**WORK INSTRUCTIONS:** The entries below are to be transcribed in full, without their images.

**ENTRIES SUPPLIED:**
----

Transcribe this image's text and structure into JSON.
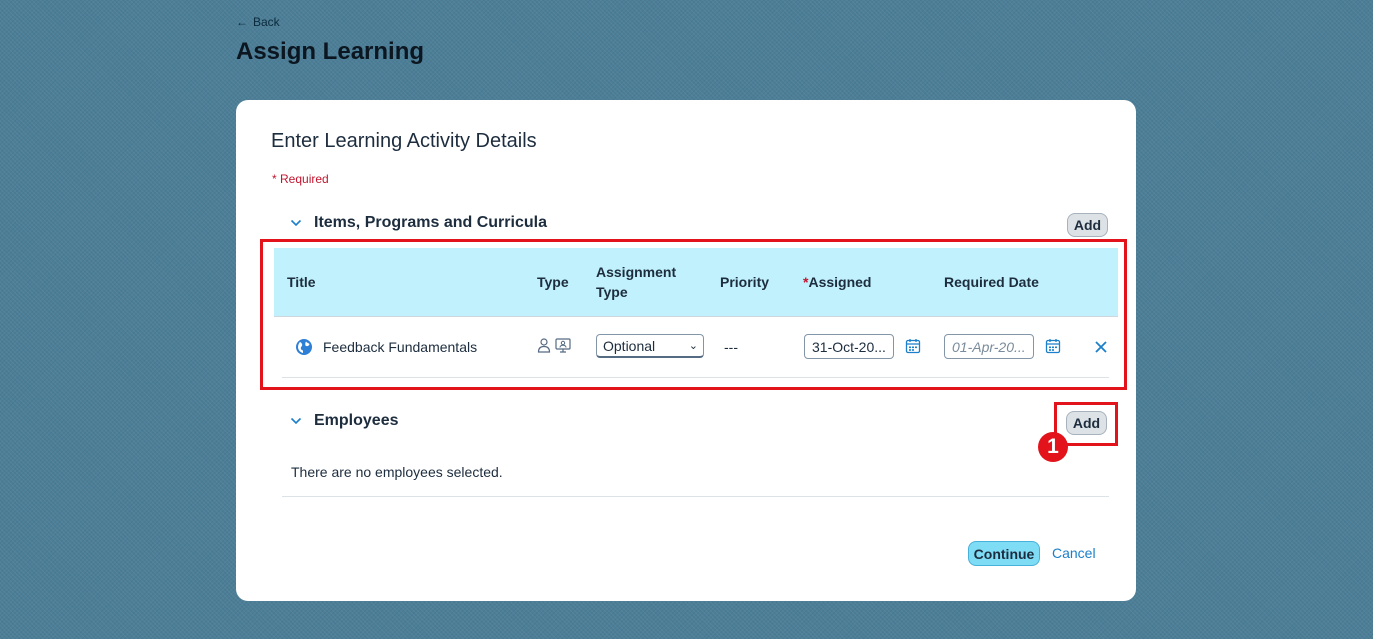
{
  "header": {
    "back_label": "Back",
    "page_title": "Assign Learning"
  },
  "form": {
    "title": "Enter Learning Activity Details",
    "required_note": "* Required"
  },
  "items_section": {
    "title": "Items, Programs and Curricula",
    "add_label": "Add",
    "columns": {
      "title": "Title",
      "type": "Type",
      "assignment_type_line1": "Assignment",
      "assignment_type_line2": "Type",
      "priority": "Priority",
      "assigned_star": "*",
      "assigned": "Assigned",
      "required_date": "Required Date"
    },
    "rows": [
      {
        "title": "Feedback Fundamentals",
        "assignment_type": "Optional",
        "priority": "---",
        "assigned_date": "31-Oct-20...",
        "required_date_placeholder": "01-Apr-20..."
      }
    ]
  },
  "employees_section": {
    "title": "Employees",
    "add_label": "Add",
    "empty_message": "There are no employees selected."
  },
  "footer": {
    "continue_label": "Continue",
    "cancel_label": "Cancel"
  },
  "annotation": {
    "step_number": "1",
    "color": "#e3131c"
  },
  "icons": {
    "back": "arrow-left-icon",
    "section_toggle": "chevron-down-icon",
    "item_type": "globe-icon",
    "type_user": "person-icon",
    "type_online": "monitor-icon",
    "date": "calendar-icon",
    "remove": "close-icon"
  },
  "colors": {
    "background": "#4c7e97",
    "table_header": "#c0f1fc",
    "primary_button": "#7fdcf5",
    "link": "#1b7fc9",
    "required": "#c2152e"
  }
}
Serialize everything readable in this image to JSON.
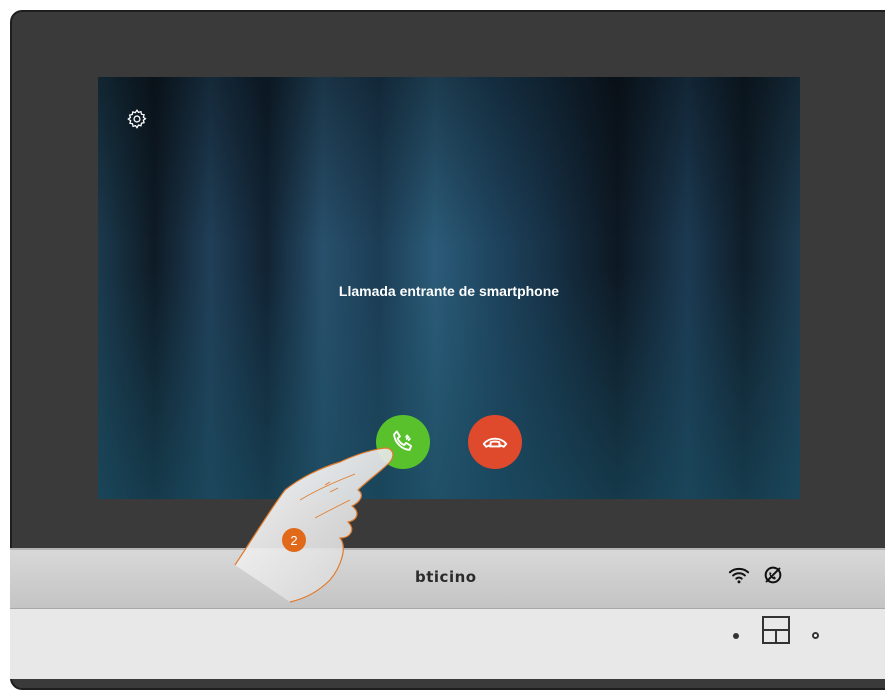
{
  "screen": {
    "message": "Llamada entrante de smartphone",
    "settings_icon": "gear-icon",
    "answer_icon": "phone-answer-icon",
    "hangup_icon": "phone-hangup-icon",
    "answer_color": "#58c12c",
    "hangup_color": "#e04a2c"
  },
  "bezel": {
    "brand": "bticino",
    "status_icons": [
      "wifi-icon",
      "no-ring-icon"
    ]
  },
  "annotation": {
    "step_number": "2"
  }
}
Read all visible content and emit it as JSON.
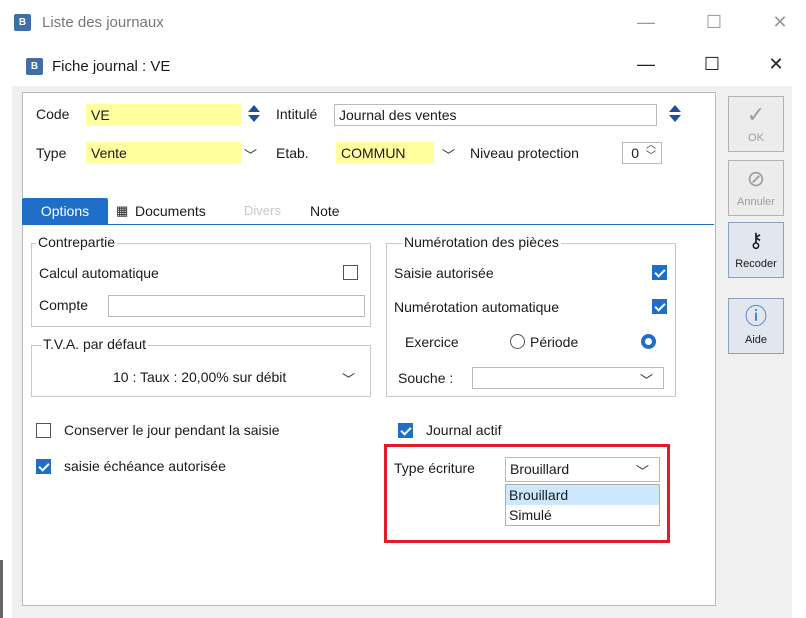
{
  "outer_window": {
    "title": "Liste des journaux",
    "app_icon": "book-icon"
  },
  "window": {
    "title": "Fiche journal : VE",
    "minimize": "—",
    "maximize": "☐",
    "close": "✕"
  },
  "header": {
    "code_label": "Code",
    "code_value": "VE",
    "intitule_label": "Intitulé",
    "intitule_value": "Journal des ventes",
    "type_label": "Type",
    "type_value": "Vente",
    "etab_label": "Etab.",
    "etab_value": "COMMUN",
    "niveau_label": "Niveau protection",
    "niveau_value": "0"
  },
  "tabs": [
    {
      "label": "Options",
      "active": true
    },
    {
      "label": "Documents",
      "icon": "table-icon"
    },
    {
      "label": "Divers",
      "disabled": true
    },
    {
      "label": "Note"
    }
  ],
  "contrepartie": {
    "title": "Contrepartie",
    "calcul_label": "Calcul automatique",
    "calcul_checked": false,
    "compte_label": "Compte",
    "compte_value": ""
  },
  "tva": {
    "title": "T.V.A. par défaut",
    "value": "10  : Taux : 20,00% sur débit"
  },
  "numerotation": {
    "title": "Numérotation des pièces",
    "saisie_label": "Saisie autorisée",
    "saisie_checked": true,
    "auto_label": "Numérotation automatique",
    "auto_checked": true,
    "exercice_label": "Exercice",
    "periode_label": "Période",
    "souche_label": "Souche :",
    "souche_value": ""
  },
  "options": {
    "conserver_label": "Conserver le jour pendant la saisie",
    "conserver_checked": false,
    "echeance_label": "saisie échéance autorisée",
    "echeance_checked": true,
    "actif_label": "Journal actif",
    "actif_checked": true
  },
  "type_ecriture": {
    "label": "Type écriture",
    "value": "Brouillard",
    "options": [
      "Brouillard",
      "Simulé"
    ],
    "selected_index": 0
  },
  "side_buttons": [
    {
      "label": "OK",
      "icon": "checkmark-icon",
      "enabled": false
    },
    {
      "label": "Annuler",
      "icon": "cancel-icon",
      "enabled": false
    },
    {
      "label": "Recoder",
      "icon": "key-icon",
      "enabled": true
    },
    {
      "label": "Aide",
      "icon": "help-icon",
      "enabled": true
    }
  ],
  "colors": {
    "accent": "#1f6fc9",
    "highlight": "#e01b24",
    "field_yellow": "#ffffa0"
  }
}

----

**SOLUTION FOR THIS TASK:**
Transcribe this image's text and structure into JSON.
{
  "header": {
    "back_label": "Back",
    "page_title": "Assign Learning"
  },
  "form": {
    "title": "Enter Learning Activity Details",
    "required_note": "* Required"
  },
  "items_section": {
    "title": "Items, Programs and Curricula",
    "add_label": "Add",
    "columns": {
      "title": "Title",
      "type": "Type",
      "assignment_type_line1": "Assignment",
      "assignment_type_line2": "Type",
      "priority": "Priority",
      "assigned_star": "*",
      "assigned": "Assigned",
      "required_date": "Required Date"
    },
    "rows": [
      {
        "title": "Feedback Fundamentals",
        "assignment_type": "Optional",
        "priority": "---",
        "assigned_date": "31-Oct-20...",
        "required_date_placeholder": "01-Apr-20..."
      }
    ]
  },
  "employees_section": {
    "title": "Employees",
    "add_label": "Add",
    "empty_message": "There are no employees selected."
  },
  "footer": {
    "continue_label": "Continue",
    "cancel_label": "Cancel"
  },
  "annotation": {
    "step_number": "1",
    "color": "#e3131c"
  },
  "icons": {
    "back": "arrow-left-icon",
    "section_toggle": "chevron-down-icon",
    "item_type": "globe-icon",
    "type_user": "person-icon",
    "type_online": "monitor-icon",
    "date": "calendar-icon",
    "remove": "close-icon"
  },
  "colors": {
    "background": "#4c7e97",
    "table_header": "#c0f1fc",
    "primary_button": "#7fdcf5",
    "link": "#1b7fc9",
    "required": "#c2152e"
  }
}
Serialize everything readable in this image to JSON.
{
  "screen": {
    "message": "Llamada entrante de smartphone",
    "settings_icon": "gear-icon",
    "answer_icon": "phone-answer-icon",
    "hangup_icon": "phone-hangup-icon",
    "answer_color": "#58c12c",
    "hangup_color": "#e04a2c"
  },
  "bezel": {
    "brand": "bticino",
    "status_icons": [
      "wifi-icon",
      "no-ring-icon"
    ]
  },
  "annotation": {
    "step_number": "2"
  }
}
Read all visible content and emit it as JSON.
{
  "outer_window": {
    "title": "Liste des journaux",
    "app_icon": "book-icon"
  },
  "window": {
    "title": "Fiche journal : VE",
    "minimize": "—",
    "maximize": "☐",
    "close": "✕"
  },
  "header": {
    "code_label": "Code",
    "code_value": "VE",
    "intitule_label": "Intitulé",
    "intitule_value": "Journal des ventes",
    "type_label": "Type",
    "type_value": "Vente",
    "etab_label": "Etab.",
    "etab_value": "COMMUN",
    "niveau_label": "Niveau protection",
    "niveau_value": "0"
  },
  "tabs": [
    {
      "label": "Options",
      "active": true
    },
    {
      "label": "Documents",
      "icon": "table-icon"
    },
    {
      "label": "Divers",
      "disabled": true
    },
    {
      "label": "Note"
    }
  ],
  "contrepartie": {
    "title": "Contrepartie",
    "calcul_label": "Calcul automatique",
    "calcul_checked": false,
    "compte_label": "Compte",
    "compte_value": ""
  },
  "tva": {
    "title": "T.V.A. par défaut",
    "value": "10  : Taux : 20,00% sur débit"
  },
  "numerotation": {
    "title": "Numérotation des pièces",
    "saisie_label": "Saisie autorisée",
    "saisie_checked": true,
    "auto_label": "Numérotation automatique",
    "auto_checked": true,
    "exercice_label": "Exercice",
    "periode_label": "Période",
    "souche_label": "Souche :",
    "souche_value": ""
  },
  "options": {
    "conserver_label": "Conserver le jour pendant la saisie",
    "conserver_checked": false,
    "echeance_label": "saisie échéance autorisée",
    "echeance_checked": true,
    "actif_label": "Journal actif",
    "actif_checked": true
  },
  "type_ecriture": {
    "label": "Type écriture",
    "value": "Brouillard",
    "options": [
      "Brouillard",
      "Simulé"
    ],
    "selected_index": 0
  },
  "side_buttons": [
    {
      "label": "OK",
      "icon": "checkmark-icon",
      "enabled": false
    },
    {
      "label": "Annuler",
      "icon": "cancel-icon",
      "enabled": false
    },
    {
      "label": "Recoder",
      "icon": "key-icon",
      "enabled": true
    },
    {
      "label": "Aide",
      "icon": "help-icon",
      "enabled": true
    }
  ],
  "colors": {
    "accent": "#1f6fc9",
    "highlight": "#e01b24",
    "field_yellow": "#ffffa0"
  }
}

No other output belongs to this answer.